## Work required
Transcribe the material in full. Nothing should differ except that the pictures are left out.

## Data to process
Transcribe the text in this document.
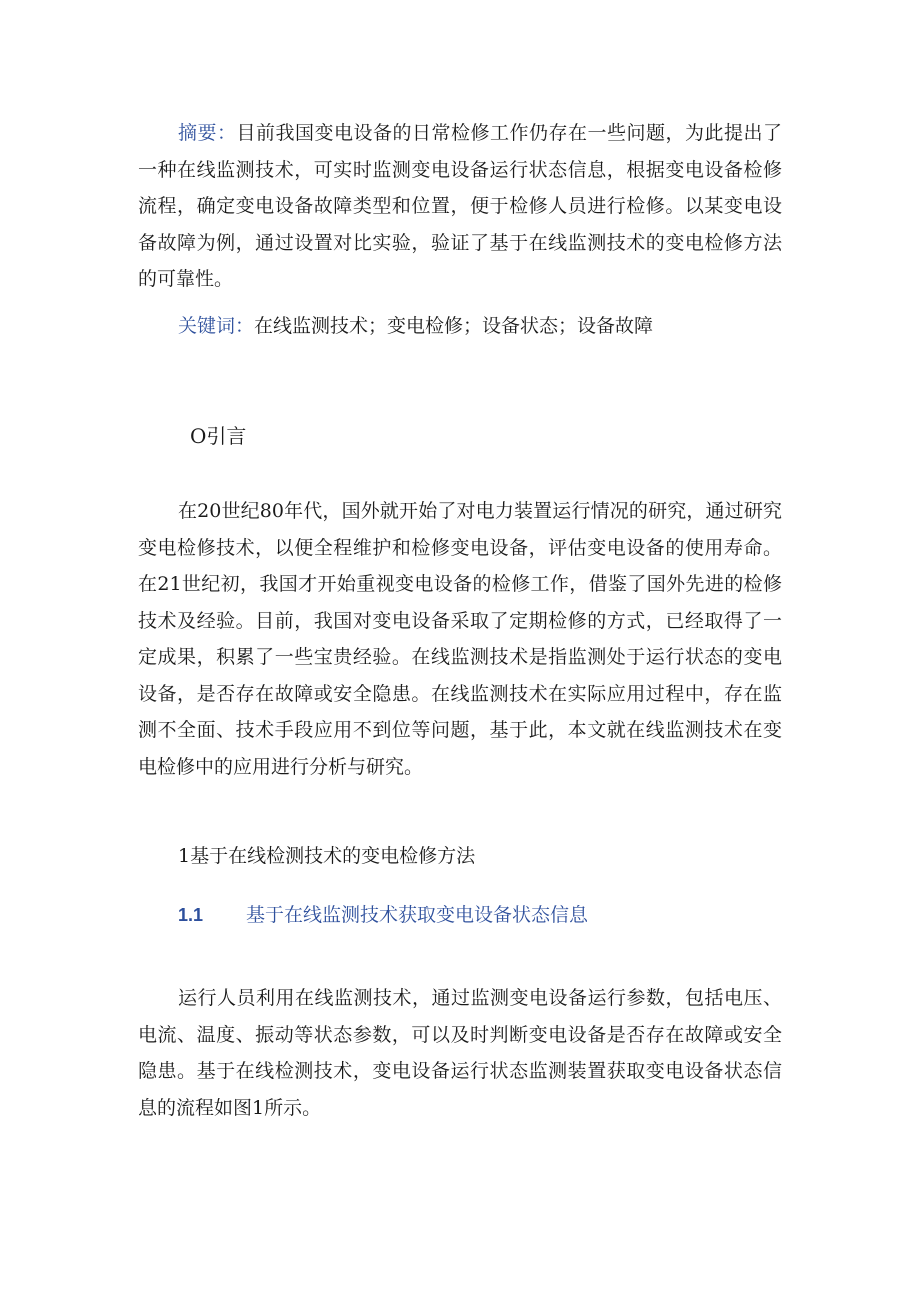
摘要：目前我国变电设备的日常检修工作仍存在一些问题，为此提出了一种在线监测技术，可实时监测变电设备运行状态信息，根据变电设备检修流程，确定变电设备故障类型和位置，便于检修人员进行检修。以某变电设备故障为例，通过设置对比实验，验证了基于在线监测技术的变电检修方法的可靠性。

关键词：在线监测技术；变电检修；设备状态；设备故障

O引言

在20世纪80年代，国外就开始了对电力装置运行情况的研究，通过研究变电检修技术，以便全程维护和检修变电设备，评估变电设备的使用寿命。在21世纪初，我国才开始重视变电设备的检修工作，借鉴了国外先进的检修技术及经验。目前，我国对变电设备采取了定期检修的方式，已经取得了一定成果，积累了一些宝贵经验。在线监测技术是指监测处于运行状态的变电设备，是否存在故障或安全隐患。在线监测技术在实际应用过程中，存在监测不全面、技术手段应用不到位等问题，基于此，本文就在线监测技术在变电检修中的应用进行分析与研究。

1基于在线检测技术的变电检修方法

1.1 基于在线监测技术获取变电设备状态信息

运行人员利用在线监测技术，通过监测变电设备运行参数，包括电压、电流、温度、振动等状态参数，可以及时判断变电设备是否存在故障或安全隐患。基于在线检测技术，变电设备运行状态监测装置获取变电设备状态信息的流程如图1所示。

## Expected output
Transcribe the text in this document.
摘要：目前我国变电设备的日常检修工作仍存在一些问题，为此提出了一种在线监测技术，可实时监测变电设备运行状态信息，根据变电设备检修流程，确定变电设备故障类型和位置，便于检修人员进行检修。以某变电设备故障为例，通过设置对比实验，验证了基于在线监测技术的变电检修方法的可靠性。

关键词：在线监测技术；变电检修；设备状态；设备故障

O引言

在20世纪80年代，国外就开始了对电力装置运行情况的研究，通过研究变电检修技术，以便全程维护和检修变电设备，评估变电设备的使用寿命。在21世纪初，我国才开始重视变电设备的检修工作，借鉴了国外先进的检修技术及经验。目前，我国对变电设备采取了定期检修的方式，已经取得了一定成果，积累了一些宝贵经验。在线监测技术是指监测处于运行状态的变电设备，是否存在故障或安全隐患。在线监测技术在实际应用过程中，存在监测不全面、技术手段应用不到位等问题，基于此，本文就在线监测技术在变电检修中的应用进行分析与研究。

1基于在线检测技术的变电检修方法

1.1 基于在线监测技术获取变电设备状态信息

运行人员利用在线监测技术，通过监测变电设备运行参数，包括电压、电流、温度、振动等状态参数，可以及时判断变电设备是否存在故障或安全隐患。基于在线检测技术，变电设备运行状态监测装置获取变电设备状态信息的流程如图1所示。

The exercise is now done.